↓↓↓

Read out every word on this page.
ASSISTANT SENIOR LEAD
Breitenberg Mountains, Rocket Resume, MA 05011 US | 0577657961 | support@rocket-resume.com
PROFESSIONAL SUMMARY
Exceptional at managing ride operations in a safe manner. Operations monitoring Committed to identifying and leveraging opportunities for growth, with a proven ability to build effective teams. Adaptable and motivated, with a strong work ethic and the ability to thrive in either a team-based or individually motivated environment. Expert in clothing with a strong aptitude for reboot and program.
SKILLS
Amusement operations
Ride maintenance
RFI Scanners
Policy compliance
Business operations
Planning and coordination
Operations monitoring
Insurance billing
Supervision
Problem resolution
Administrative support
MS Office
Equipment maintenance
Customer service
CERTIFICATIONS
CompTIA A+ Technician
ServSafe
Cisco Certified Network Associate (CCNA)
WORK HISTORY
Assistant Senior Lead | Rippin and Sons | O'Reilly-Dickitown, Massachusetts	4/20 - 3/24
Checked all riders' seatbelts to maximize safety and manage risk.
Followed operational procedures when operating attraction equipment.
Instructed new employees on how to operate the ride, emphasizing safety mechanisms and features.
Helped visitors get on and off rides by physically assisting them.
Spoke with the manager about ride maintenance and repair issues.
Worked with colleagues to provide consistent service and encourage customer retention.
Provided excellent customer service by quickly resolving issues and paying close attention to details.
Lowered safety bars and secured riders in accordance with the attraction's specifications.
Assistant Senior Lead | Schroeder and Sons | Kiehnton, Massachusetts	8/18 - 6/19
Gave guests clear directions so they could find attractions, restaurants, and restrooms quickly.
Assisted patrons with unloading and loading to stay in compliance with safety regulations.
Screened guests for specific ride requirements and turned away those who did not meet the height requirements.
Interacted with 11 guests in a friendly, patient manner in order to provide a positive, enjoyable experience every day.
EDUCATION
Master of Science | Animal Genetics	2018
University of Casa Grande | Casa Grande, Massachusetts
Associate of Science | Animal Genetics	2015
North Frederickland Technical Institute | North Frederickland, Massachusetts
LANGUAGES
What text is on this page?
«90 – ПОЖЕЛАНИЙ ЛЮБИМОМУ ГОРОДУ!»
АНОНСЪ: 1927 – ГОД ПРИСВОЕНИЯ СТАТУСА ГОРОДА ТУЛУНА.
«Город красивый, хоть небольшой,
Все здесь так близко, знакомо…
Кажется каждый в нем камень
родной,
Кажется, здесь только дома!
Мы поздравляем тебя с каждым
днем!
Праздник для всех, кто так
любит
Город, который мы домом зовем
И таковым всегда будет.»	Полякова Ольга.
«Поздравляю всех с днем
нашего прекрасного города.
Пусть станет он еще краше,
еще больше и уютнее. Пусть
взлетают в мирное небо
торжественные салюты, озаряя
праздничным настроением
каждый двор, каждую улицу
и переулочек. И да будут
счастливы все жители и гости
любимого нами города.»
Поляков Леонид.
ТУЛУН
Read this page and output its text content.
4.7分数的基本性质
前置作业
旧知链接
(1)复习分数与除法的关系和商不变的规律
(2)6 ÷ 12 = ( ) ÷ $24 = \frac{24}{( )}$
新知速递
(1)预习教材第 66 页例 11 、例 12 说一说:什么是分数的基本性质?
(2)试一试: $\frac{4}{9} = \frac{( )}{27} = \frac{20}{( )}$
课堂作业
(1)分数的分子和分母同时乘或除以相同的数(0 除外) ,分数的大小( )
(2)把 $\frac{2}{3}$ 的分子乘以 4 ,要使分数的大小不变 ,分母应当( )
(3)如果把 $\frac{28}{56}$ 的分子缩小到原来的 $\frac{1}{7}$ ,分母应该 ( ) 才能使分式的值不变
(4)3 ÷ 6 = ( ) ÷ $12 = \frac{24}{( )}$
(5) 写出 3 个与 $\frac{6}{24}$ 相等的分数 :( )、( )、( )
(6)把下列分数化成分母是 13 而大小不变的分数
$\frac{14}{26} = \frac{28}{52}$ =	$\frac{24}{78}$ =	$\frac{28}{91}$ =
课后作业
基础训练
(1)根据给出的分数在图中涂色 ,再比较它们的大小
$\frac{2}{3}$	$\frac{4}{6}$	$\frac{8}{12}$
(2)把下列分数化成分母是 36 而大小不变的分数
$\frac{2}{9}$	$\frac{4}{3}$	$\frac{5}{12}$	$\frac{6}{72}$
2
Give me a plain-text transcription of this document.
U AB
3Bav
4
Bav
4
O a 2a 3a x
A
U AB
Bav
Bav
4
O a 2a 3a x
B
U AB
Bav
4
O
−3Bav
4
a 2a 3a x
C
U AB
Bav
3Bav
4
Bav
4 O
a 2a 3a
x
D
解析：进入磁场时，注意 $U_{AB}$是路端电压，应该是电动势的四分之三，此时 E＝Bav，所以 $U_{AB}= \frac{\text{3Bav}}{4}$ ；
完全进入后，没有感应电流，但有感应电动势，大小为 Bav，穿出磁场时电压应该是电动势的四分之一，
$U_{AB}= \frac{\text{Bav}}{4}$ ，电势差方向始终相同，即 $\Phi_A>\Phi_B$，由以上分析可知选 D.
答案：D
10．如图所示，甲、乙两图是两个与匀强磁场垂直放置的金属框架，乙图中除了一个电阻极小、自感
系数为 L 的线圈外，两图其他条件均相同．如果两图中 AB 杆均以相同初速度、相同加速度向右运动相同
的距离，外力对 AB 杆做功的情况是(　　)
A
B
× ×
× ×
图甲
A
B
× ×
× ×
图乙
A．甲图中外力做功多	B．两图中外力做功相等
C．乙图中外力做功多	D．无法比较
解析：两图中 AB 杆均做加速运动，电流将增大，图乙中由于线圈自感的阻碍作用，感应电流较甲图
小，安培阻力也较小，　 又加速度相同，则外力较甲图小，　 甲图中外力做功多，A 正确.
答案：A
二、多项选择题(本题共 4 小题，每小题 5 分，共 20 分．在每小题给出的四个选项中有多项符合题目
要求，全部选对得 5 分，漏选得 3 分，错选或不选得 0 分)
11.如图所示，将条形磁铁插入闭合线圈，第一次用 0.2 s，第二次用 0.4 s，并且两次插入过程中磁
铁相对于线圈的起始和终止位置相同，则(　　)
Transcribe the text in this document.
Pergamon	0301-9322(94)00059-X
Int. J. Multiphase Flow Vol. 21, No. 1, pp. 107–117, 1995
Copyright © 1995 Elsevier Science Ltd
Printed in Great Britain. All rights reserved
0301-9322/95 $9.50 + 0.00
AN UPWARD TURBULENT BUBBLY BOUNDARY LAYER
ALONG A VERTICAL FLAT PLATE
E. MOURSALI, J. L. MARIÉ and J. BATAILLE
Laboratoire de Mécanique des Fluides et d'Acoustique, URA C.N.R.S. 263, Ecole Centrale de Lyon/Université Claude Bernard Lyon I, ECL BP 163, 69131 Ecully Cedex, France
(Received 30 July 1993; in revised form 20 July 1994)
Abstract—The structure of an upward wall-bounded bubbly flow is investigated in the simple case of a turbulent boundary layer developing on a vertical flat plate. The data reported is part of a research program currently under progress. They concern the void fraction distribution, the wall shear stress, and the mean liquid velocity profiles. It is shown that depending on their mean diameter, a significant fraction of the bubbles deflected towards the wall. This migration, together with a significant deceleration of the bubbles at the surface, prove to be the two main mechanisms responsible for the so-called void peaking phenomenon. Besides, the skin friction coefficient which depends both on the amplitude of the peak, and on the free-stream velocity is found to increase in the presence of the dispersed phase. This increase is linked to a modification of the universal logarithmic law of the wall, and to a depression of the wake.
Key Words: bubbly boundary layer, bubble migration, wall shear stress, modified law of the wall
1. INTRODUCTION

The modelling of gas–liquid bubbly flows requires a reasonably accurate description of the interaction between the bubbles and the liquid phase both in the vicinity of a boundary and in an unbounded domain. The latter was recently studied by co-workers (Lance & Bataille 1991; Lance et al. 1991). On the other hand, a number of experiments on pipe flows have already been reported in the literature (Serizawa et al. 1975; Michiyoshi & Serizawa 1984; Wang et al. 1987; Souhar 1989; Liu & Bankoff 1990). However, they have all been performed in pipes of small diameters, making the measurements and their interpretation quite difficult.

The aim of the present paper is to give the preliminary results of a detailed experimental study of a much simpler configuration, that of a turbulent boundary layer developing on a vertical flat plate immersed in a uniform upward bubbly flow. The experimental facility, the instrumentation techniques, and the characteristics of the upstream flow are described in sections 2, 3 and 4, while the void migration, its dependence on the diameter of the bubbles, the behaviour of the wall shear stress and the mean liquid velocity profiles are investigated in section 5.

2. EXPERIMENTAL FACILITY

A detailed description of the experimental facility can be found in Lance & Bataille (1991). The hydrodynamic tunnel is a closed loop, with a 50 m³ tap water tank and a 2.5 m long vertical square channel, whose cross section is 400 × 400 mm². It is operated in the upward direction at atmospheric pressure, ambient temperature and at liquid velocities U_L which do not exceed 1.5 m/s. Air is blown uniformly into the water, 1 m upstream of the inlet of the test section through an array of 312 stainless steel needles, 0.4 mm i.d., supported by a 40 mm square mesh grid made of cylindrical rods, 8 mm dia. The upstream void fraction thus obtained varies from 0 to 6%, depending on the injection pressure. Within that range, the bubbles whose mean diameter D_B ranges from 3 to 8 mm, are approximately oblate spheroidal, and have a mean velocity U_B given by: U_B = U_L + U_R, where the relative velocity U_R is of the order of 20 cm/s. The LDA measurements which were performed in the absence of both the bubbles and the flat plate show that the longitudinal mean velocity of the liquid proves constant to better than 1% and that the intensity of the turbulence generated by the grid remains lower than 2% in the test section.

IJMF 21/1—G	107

↑↑↑

Identify and list each line with the word "maintenance".

Exercise response:
Ride maintenance
Equipment maintenance
Spoke with the manager about ride maintenance and repair issues.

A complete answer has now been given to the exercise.